:: DIRECTIONS FOR THIS TASK ::
Exclude the pictures and return every line exactly as written.

***

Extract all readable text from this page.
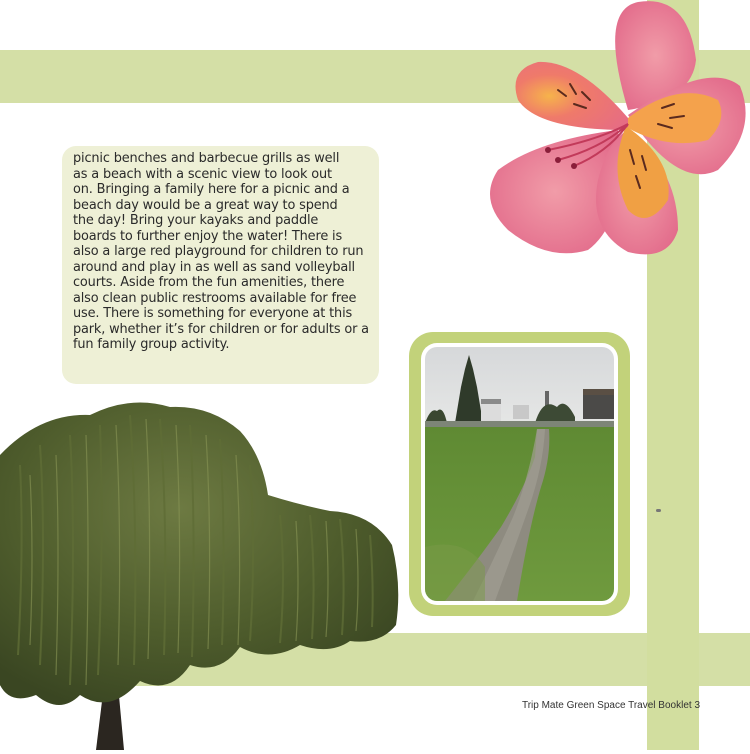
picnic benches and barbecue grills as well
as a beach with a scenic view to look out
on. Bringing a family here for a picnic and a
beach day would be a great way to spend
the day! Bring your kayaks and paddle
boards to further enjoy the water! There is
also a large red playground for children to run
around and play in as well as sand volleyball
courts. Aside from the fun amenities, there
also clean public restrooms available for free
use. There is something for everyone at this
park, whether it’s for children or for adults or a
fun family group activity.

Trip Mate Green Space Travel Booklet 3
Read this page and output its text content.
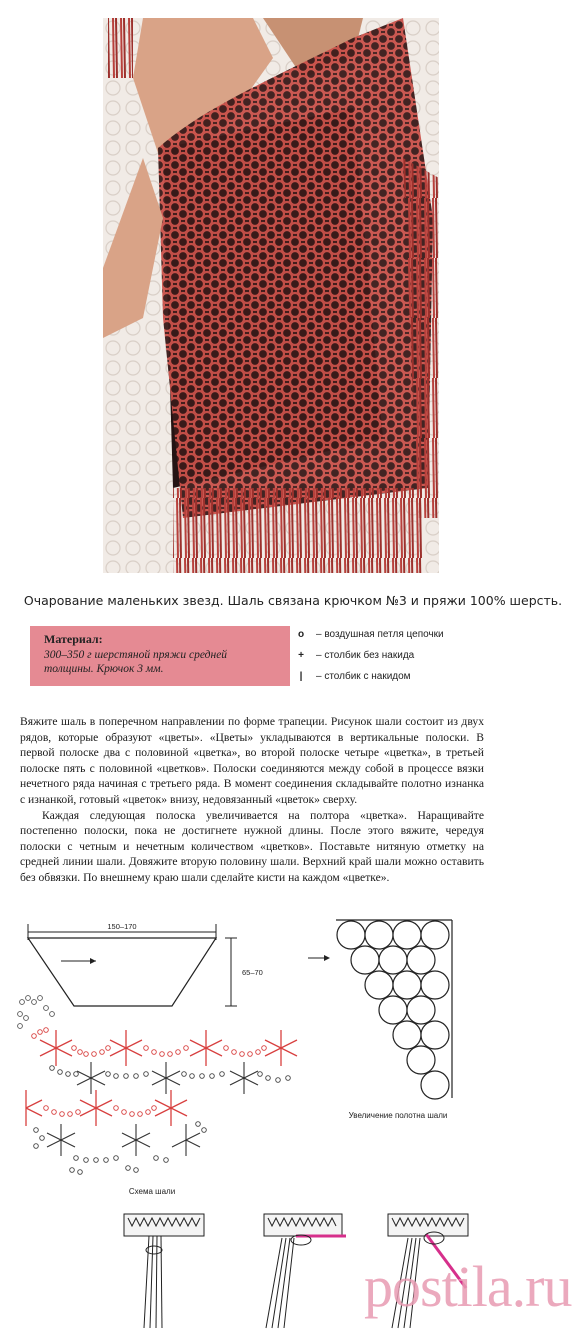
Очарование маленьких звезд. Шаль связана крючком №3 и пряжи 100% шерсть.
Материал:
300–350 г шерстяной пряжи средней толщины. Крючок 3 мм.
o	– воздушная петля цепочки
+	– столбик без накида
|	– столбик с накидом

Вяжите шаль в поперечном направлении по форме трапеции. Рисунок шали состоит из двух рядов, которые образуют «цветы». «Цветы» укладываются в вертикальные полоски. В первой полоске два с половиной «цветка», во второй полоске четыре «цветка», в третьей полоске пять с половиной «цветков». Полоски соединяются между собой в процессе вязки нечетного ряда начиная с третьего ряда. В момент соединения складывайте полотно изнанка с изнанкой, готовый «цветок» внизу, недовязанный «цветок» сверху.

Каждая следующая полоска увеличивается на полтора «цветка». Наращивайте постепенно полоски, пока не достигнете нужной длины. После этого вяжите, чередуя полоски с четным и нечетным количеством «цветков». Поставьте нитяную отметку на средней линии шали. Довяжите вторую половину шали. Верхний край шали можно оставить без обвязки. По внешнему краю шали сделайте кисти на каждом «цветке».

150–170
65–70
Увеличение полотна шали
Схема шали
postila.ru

***

:: THE RESULT ::
Extract all readable text from this page.
picnic benches and barbecue grills as well
as a beach with a scenic view to look out
on. Bringing a family here for a picnic and a
beach day would be a great way to spend
the day! Bring your kayaks and paddle
boards to further enjoy the water! There is
also a large red playground for children to run
around and play in as well as sand volleyball
courts. Aside from the fun amenities, there
also clean public restrooms available for free
use. There is something for everyone at this
park, whether it’s for children or for adults or a
fun family group activity.

Trip Mate Green Space Travel Booklet 3
Read this page and output its text content.
Очарование маленьких звезд. Шаль связана крючком №3 и пряжи 100% шерсть.
Материал:
300–350 г шерстяной пряжи средней толщины. Крючок 3 мм.
o	– воздушная петля цепочки
+	– столбик без накида
|	– столбик с накидом

Вяжите шаль в поперечном направлении по форме трапеции. Рисунок шали состоит из двух рядов, которые образуют «цветы». «Цветы» укладываются в вертикальные полоски. В первой полоске два с половиной «цветка», во второй полоске четыре «цветка», в третьей полоске пять с половиной «цветков». Полоски соединяются между собой в процессе вязки нечетного ряда начиная с третьего ряда. В момент соединения складывайте полотно изнанка с изнанкой, готовый «цветок» внизу, недовязанный «цветок» сверху.

Каждая следующая полоска увеличивается на полтора «цветка». Наращивайте постепенно полоски, пока не достигнете нужной длины. После этого вяжите, чередуя полоски с четным и нечетным количеством «цветков». Поставьте нитяную отметку на средней линии шали. Довяжите вторую половину шали. Верхний край шали можно оставить без обвязки. По внешнему краю шали сделайте кисти на каждом «цветке».

150–170
65–70
Увеличение полотна шали
Схема шали
postila.ru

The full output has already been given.